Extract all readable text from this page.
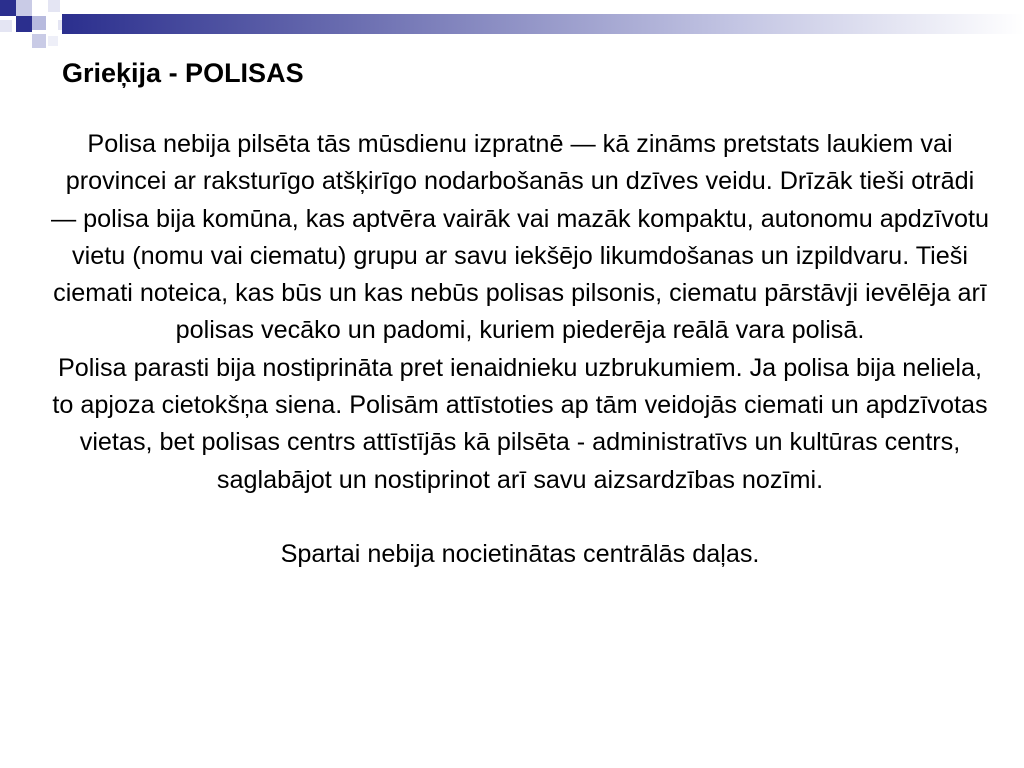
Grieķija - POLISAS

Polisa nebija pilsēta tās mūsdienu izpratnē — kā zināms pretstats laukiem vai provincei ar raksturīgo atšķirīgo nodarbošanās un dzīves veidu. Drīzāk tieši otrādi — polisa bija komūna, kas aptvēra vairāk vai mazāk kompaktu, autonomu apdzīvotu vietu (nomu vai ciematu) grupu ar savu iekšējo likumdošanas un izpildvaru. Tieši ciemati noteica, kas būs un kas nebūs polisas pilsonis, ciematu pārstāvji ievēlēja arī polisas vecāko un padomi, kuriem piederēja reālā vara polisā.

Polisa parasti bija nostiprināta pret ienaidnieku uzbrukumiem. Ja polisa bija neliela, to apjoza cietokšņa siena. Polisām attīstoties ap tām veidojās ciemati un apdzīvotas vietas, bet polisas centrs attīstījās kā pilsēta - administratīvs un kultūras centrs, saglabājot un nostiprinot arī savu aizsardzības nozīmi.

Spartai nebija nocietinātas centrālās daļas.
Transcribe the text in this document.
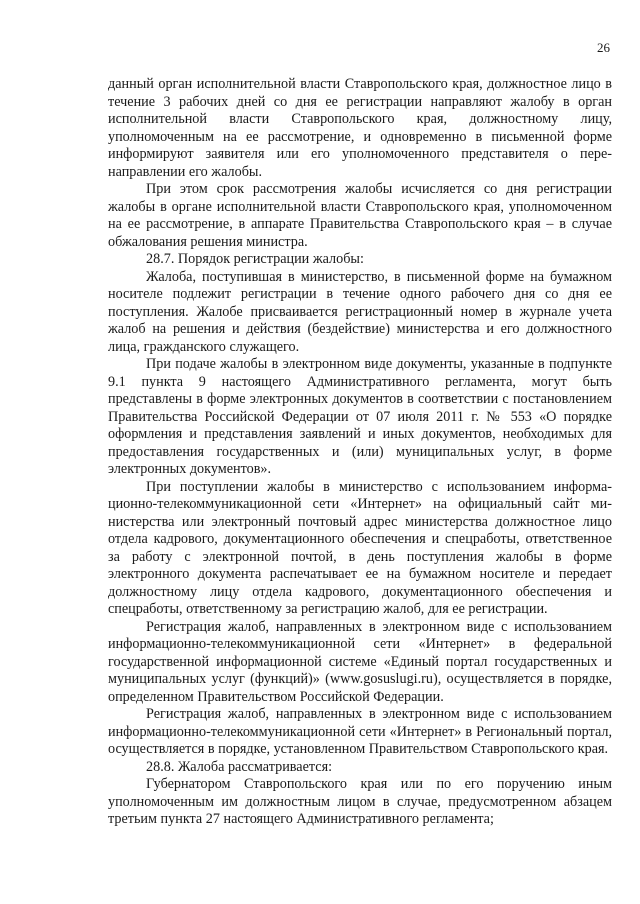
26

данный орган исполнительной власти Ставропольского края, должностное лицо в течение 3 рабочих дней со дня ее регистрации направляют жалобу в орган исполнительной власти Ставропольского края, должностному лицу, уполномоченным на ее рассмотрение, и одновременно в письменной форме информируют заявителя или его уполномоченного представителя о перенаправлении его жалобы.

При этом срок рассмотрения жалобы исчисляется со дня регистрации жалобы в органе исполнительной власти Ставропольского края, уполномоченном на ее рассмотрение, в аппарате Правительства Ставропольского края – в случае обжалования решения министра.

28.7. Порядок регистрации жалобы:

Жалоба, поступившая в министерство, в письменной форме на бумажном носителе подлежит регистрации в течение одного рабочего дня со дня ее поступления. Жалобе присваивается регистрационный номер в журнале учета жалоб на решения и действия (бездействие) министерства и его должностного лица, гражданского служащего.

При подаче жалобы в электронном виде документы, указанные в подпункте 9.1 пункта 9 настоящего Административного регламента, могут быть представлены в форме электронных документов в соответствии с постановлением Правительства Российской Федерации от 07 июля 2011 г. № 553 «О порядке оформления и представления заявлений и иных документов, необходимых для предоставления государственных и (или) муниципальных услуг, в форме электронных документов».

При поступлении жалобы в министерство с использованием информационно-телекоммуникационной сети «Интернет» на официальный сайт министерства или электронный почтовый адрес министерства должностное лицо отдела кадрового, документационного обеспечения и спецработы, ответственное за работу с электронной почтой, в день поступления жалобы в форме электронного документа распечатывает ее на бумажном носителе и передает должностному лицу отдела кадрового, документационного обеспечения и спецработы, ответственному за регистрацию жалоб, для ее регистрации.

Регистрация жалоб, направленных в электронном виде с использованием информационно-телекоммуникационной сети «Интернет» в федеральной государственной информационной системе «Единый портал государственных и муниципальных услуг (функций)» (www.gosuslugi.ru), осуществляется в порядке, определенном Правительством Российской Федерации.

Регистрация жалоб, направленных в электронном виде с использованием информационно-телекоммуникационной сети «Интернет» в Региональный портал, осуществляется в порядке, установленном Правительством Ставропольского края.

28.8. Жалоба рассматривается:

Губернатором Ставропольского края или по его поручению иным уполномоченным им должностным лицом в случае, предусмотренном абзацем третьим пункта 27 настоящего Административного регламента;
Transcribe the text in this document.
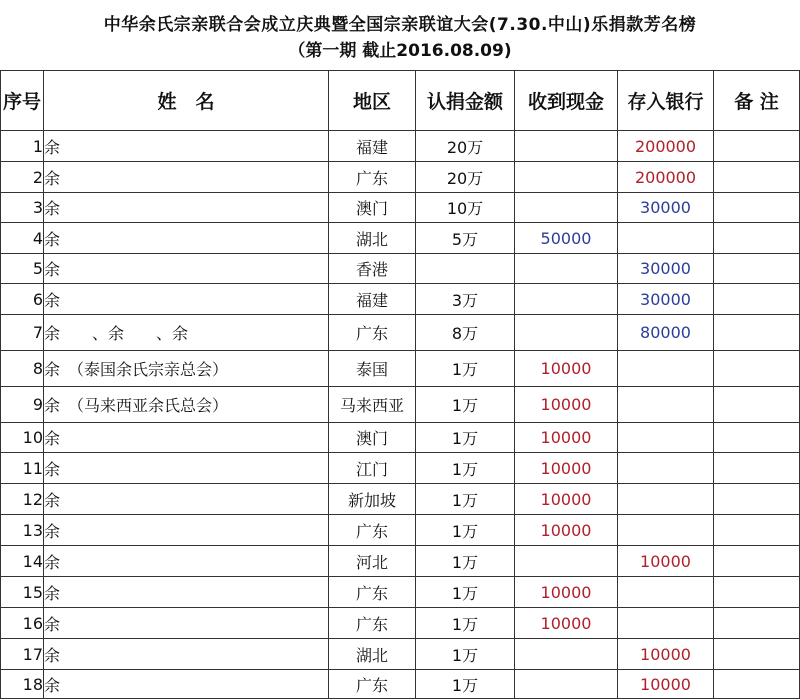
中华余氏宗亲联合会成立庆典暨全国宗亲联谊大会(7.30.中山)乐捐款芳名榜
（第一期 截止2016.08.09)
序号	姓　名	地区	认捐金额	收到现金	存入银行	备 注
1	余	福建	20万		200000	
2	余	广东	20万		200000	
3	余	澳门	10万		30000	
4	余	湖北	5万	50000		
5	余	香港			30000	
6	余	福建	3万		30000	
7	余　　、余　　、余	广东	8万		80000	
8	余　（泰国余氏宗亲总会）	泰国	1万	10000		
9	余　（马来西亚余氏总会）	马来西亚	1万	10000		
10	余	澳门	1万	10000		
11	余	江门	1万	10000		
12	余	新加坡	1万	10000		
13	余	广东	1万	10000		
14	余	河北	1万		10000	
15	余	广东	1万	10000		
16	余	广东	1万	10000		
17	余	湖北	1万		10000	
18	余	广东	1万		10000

» Problem statement
Print out the lines exactly, skipping any picture.

» Solution to this exercise
Extract all readable text from this page.
Grieķija - POLISAS

Polisa nebija pilsēta tās mūsdienu izpratnē — kā zināms pretstats laukiem vai provincei ar raksturīgo atšķirīgo nodarbošanās un dzīves veidu. Drīzāk tieši otrādi — polisa bija komūna, kas aptvēra vairāk vai mazāk kompaktu, autonomu apdzīvotu vietu (nomu vai ciematu) grupu ar savu iekšējo likumdošanas un izpildvaru. Tieši ciemati noteica, kas būs un kas nebūs polisas pilsonis, ciematu pārstāvji ievēlēja arī polisas vecāko un padomi, kuriem piederēja reālā vara polisā.

Polisa parasti bija nostiprināta pret ienaidnieku uzbrukumiem. Ja polisa bija neliela, to apjoza cietokšņa siena. Polisām attīstoties ap tām veidojās ciemati un apdzīvotas vietas, bet polisas centrs attīstījās kā pilsēta - administratīvs un kultūras centrs, saglabājot un nostiprinot arī savu aizsardzības nozīmi.

Spartai nebija nocietinātas centrālās daļas.
Transcribe the text in this document.
26

данный орган исполнительной власти Ставропольского края, должностное лицо в течение 3 рабочих дней со дня ее регистрации направляют жалобу в орган исполнительной власти Ставропольского края, должностному лицу, уполномоченным на ее рассмотрение, и одновременно в письменной форме информируют заявителя или его уполномоченного представителя о перенаправлении его жалобы.

При этом срок рассмотрения жалобы исчисляется со дня регистрации жалобы в органе исполнительной власти Ставропольского края, уполномоченном на ее рассмотрение, в аппарате Правительства Ставропольского края – в случае обжалования решения министра.

28.7. Порядок регистрации жалобы:

Жалоба, поступившая в министерство, в письменной форме на бумажном носителе подлежит регистрации в течение одного рабочего дня со дня ее поступления. Жалобе присваивается регистрационный номер в журнале учета жалоб на решения и действия (бездействие) министерства и его должностного лица, гражданского служащего.

При подаче жалобы в электронном виде документы, указанные в подпункте 9.1 пункта 9 настоящего Административного регламента, могут быть представлены в форме электронных документов в соответствии с постановлением Правительства Российской Федерации от 07 июля 2011 г. № 553 «О порядке оформления и представления заявлений и иных документов, необходимых для предоставления государственных и (или) муниципальных услуг, в форме электронных документов».

При поступлении жалобы в министерство с использованием информационно-телекоммуникационной сети «Интернет» на официальный сайт министерства или электронный почтовый адрес министерства должностное лицо отдела кадрового, документационного обеспечения и спецработы, ответственное за работу с электронной почтой, в день поступления жалобы в форме электронного документа распечатывает ее на бумажном носителе и передает должностному лицу отдела кадрового, документационного обеспечения и спецработы, ответственному за регистрацию жалоб, для ее регистрации.

Регистрация жалоб, направленных в электронном виде с использованием информационно-телекоммуникационной сети «Интернет» в федеральной государственной информационной системе «Единый портал государственных и муниципальных услуг (функций)» (www.gosuslugi.ru), осуществляется в порядке, определенном Правительством Российской Федерации.

Регистрация жалоб, направленных в электронном виде с использованием информационно-телекоммуникационной сети «Интернет» в Региональный портал, осуществляется в порядке, установленном Правительством Ставропольского края.

28.8. Жалоба рассматривается:

Губернатором Ставропольского края или по его поручению иным уполномоченным им должностным лицом в случае, предусмотренном абзацем третьим пункта 27 настоящего Административного регламента;
Transcribe the text in this document.
中华余氏宗亲联合会成立庆典暨全国宗亲联谊大会(7.30.中山)乐捐款芳名榜
（第一期 截止2016.08.09)
序号	姓　名	地区	认捐金额	收到现金	存入银行	备 注
1	余	福建	20万		200000	
2	余	广东	20万		200000	
3	余	澳门	10万		30000	
4	余	湖北	5万	50000		
5	余	香港			30000	
6	余	福建	3万		30000	
7	余　　、余　　、余	广东	8万		80000	
8	余　（泰国余氏宗亲总会）	泰国	1万	10000		
9	余　（马来西亚余氏总会）	马来西亚	1万	10000		
10	余	澳门	1万	10000		
11	余	江门	1万	10000		
12	余	新加坡	1万	10000		
13	余	广东	1万	10000		
14	余	河北	1万		10000	
15	余	广东	1万	10000		
16	余	广东	1万	10000		
17	余	湖北	1万		10000	
18	余	广东	1万		10000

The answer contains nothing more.